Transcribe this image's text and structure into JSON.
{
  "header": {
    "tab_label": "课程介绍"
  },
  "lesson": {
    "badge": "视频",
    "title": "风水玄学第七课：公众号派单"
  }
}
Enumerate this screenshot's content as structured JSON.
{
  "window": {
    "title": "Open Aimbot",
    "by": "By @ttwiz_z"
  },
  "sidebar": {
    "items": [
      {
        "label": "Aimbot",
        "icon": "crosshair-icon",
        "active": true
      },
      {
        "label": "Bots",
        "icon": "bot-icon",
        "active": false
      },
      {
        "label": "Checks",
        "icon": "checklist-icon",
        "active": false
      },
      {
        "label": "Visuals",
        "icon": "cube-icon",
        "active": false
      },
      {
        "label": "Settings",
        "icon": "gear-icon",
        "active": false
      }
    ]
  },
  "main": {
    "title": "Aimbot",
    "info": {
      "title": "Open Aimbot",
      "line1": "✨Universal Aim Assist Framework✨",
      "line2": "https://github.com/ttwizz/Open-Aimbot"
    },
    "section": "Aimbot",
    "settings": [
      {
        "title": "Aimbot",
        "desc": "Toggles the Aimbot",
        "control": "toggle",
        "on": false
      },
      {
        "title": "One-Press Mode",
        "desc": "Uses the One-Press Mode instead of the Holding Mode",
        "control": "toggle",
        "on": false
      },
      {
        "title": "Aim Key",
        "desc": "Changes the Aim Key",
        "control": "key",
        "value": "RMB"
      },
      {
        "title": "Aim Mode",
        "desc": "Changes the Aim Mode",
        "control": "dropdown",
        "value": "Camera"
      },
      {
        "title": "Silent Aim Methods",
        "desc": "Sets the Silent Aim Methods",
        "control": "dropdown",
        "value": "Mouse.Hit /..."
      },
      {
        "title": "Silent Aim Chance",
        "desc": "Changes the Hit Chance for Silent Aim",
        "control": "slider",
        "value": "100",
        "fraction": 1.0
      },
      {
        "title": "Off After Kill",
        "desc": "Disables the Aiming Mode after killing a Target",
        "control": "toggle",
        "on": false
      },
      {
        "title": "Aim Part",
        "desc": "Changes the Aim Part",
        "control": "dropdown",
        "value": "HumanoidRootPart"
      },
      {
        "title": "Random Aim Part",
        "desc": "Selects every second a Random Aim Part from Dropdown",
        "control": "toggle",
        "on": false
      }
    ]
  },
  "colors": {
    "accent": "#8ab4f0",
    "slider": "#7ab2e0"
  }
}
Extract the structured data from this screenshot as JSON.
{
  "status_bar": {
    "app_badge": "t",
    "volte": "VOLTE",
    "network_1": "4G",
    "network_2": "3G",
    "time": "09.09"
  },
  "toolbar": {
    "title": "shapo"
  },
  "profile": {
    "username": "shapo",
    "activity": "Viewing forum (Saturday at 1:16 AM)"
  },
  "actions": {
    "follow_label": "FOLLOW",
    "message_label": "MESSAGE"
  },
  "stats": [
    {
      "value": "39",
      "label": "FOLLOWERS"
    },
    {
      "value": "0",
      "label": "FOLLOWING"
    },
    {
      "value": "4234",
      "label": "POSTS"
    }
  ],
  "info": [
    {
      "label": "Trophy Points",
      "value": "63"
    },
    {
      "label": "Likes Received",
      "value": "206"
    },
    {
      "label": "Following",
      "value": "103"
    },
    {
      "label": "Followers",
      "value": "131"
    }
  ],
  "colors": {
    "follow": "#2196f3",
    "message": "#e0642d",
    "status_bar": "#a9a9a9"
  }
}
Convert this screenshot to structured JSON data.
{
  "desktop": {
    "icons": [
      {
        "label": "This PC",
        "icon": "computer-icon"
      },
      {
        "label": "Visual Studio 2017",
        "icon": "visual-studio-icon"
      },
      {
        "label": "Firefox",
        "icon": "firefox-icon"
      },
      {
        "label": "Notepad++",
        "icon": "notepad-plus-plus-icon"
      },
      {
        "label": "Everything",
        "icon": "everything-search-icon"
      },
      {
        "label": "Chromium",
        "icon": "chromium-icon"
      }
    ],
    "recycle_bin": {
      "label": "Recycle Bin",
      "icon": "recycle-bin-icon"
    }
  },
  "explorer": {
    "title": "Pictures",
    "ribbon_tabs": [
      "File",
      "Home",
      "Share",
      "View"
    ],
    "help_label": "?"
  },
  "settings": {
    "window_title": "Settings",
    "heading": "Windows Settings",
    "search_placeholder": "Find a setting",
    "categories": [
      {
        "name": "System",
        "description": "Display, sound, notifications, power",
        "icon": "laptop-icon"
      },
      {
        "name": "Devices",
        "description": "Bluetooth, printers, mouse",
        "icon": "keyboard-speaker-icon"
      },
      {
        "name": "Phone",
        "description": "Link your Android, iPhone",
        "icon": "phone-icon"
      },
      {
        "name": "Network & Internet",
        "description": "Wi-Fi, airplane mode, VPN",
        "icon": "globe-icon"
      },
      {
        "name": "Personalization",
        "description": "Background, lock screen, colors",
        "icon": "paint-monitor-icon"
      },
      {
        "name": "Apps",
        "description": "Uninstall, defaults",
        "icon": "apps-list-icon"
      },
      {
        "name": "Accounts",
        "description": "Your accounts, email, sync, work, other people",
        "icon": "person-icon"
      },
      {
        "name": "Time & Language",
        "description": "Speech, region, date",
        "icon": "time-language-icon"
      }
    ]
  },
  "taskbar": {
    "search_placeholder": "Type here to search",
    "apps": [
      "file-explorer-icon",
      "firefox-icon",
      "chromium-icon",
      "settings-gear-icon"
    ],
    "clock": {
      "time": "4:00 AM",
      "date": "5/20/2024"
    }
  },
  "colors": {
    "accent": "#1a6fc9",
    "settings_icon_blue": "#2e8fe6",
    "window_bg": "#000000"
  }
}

Problem requirements: Reproduce the material verbatim, line by line.

Answer for the task:
Transcribe this image's text and structure into JSON.
{
  "header": {
    "tab_label": "课程介绍"
  },
  "lesson": {
    "badge": "视频",
    "title": "风水玄学第七课：公众号派单"
  }
}
Enumerate this screenshot's content as structured JSON.
{
  "window": {
    "title": "Open Aimbot",
    "by": "By @ttwiz_z"
  },
  "sidebar": {
    "items": [
      {
        "label": "Aimbot",
        "icon": "crosshair-icon",
        "active": true
      },
      {
        "label": "Bots",
        "icon": "bot-icon",
        "active": false
      },
      {
        "label": "Checks",
        "icon": "checklist-icon",
        "active": false
      },
      {
        "label": "Visuals",
        "icon": "cube-icon",
        "active": false
      },
      {
        "label": "Settings",
        "icon": "gear-icon",
        "active": false
      }
    ]
  },
  "main": {
    "title": "Aimbot",
    "info": {
      "title": "Open Aimbot",
      "line1": "✨Universal Aim Assist Framework✨",
      "line2": "https://github.com/ttwizz/Open-Aimbot"
    },
    "section": "Aimbot",
    "settings": [
      {
        "title": "Aimbot",
        "desc": "Toggles the Aimbot",
        "control": "toggle",
        "on": false
      },
      {
        "title": "One-Press Mode",
        "desc": "Uses the One-Press Mode instead of the Holding Mode",
        "control": "toggle",
        "on": false
      },
      {
        "title": "Aim Key",
        "desc": "Changes the Aim Key",
        "control": "key",
        "value": "RMB"
      },
      {
        "title": "Aim Mode",
        "desc": "Changes the Aim Mode",
        "control": "dropdown",
        "value": "Camera"
      },
      {
        "title": "Silent Aim Methods",
        "desc": "Sets the Silent Aim Methods",
        "control": "dropdown",
        "value": "Mouse.Hit /..."
      },
      {
        "title": "Silent Aim Chance",
        "desc": "Changes the Hit Chance for Silent Aim",
        "control": "slider",
        "value": "100",
        "fraction": 1.0
      },
      {
        "title": "Off After Kill",
        "desc": "Disables the Aiming Mode after killing a Target",
        "control": "toggle",
        "on": false
      },
      {
        "title": "Aim Part",
        "desc": "Changes the Aim Part",
        "control": "dropdown",
        "value": "HumanoidRootPart"
      },
      {
        "title": "Random Aim Part",
        "desc": "Selects every second a Random Aim Part from Dropdown",
        "control": "toggle",
        "on": false
      }
    ]
  },
  "colors": {
    "accent": "#8ab4f0",
    "slider": "#7ab2e0"
  }
}
Extract the structured data from this screenshot as JSON.
{
  "status_bar": {
    "app_badge": "t",
    "volte": "VOLTE",
    "network_1": "4G",
    "network_2": "3G",
    "time": "09.09"
  },
  "toolbar": {
    "title": "shapo"
  },
  "profile": {
    "username": "shapo",
    "activity": "Viewing forum (Saturday at 1:16 AM)"
  },
  "actions": {
    "follow_label": "FOLLOW",
    "message_label": "MESSAGE"
  },
  "stats": [
    {
      "value": "39",
      "label": "FOLLOWERS"
    },
    {
      "value": "0",
      "label": "FOLLOWING"
    },
    {
      "value": "4234",
      "label": "POSTS"
    }
  ],
  "info": [
    {
      "label": "Trophy Points",
      "value": "63"
    },
    {
      "label": "Likes Received",
      "value": "206"
    },
    {
      "label": "Following",
      "value": "103"
    },
    {
      "label": "Followers",
      "value": "131"
    }
  ],
  "colors": {
    "follow": "#2196f3",
    "message": "#e0642d",
    "status_bar": "#a9a9a9"
  }
}
Convert this screenshot to structured JSON data.
{
  "desktop": {
    "icons": [
      {
        "label": "This PC",
        "icon": "computer-icon"
      },
      {
        "label": "Visual Studio 2017",
        "icon": "visual-studio-icon"
      },
      {
        "label": "Firefox",
        "icon": "firefox-icon"
      },
      {
        "label": "Notepad++",
        "icon": "notepad-plus-plus-icon"
      },
      {
        "label": "Everything",
        "icon": "everything-search-icon"
      },
      {
        "label": "Chromium",
        "icon": "chromium-icon"
      }
    ],
    "recycle_bin": {
      "label": "Recycle Bin",
      "icon": "recycle-bin-icon"
    }
  },
  "explorer": {
    "title": "Pictures",
    "ribbon_tabs": [
      "File",
      "Home",
      "Share",
      "View"
    ],
    "help_label": "?"
  },
  "settings": {
    "window_title": "Settings",
    "heading": "Windows Settings",
    "search_placeholder": "Find a setting",
    "categories": [
      {
        "name": "System",
        "description": "Display, sound, notifications, power",
        "icon": "laptop-icon"
      },
      {
        "name": "Devices",
        "description": "Bluetooth, printers, mouse",
        "icon": "keyboard-speaker-icon"
      },
      {
        "name": "Phone",
        "description": "Link your Android, iPhone",
        "icon": "phone-icon"
      },
      {
        "name": "Network & Internet",
        "description": "Wi-Fi, airplane mode, VPN",
        "icon": "globe-icon"
      },
      {
        "name": "Personalization",
        "description": "Background, lock screen, colors",
        "icon": "paint-monitor-icon"
      },
      {
        "name": "Apps",
        "description": "Uninstall, defaults",
        "icon": "apps-list-icon"
      },
      {
        "name": "Accounts",
        "description": "Your accounts, email, sync, work, other people",
        "icon": "person-icon"
      },
      {
        "name": "Time & Language",
        "description": "Speech, region, date",
        "icon": "time-language-icon"
      }
    ]
  },
  "taskbar": {
    "search_placeholder": "Type here to search",
    "apps": [
      "file-explorer-icon",
      "firefox-icon",
      "chromium-icon",
      "settings-gear-icon"
    ],
    "clock": {
      "time": "4:00 AM",
      "date": "5/20/2024"
    }
  },
  "colors": {
    "accent": "#1a6fc9",
    "settings_icon_blue": "#2e8fe6",
    "window_bg": "#000000"
  }
}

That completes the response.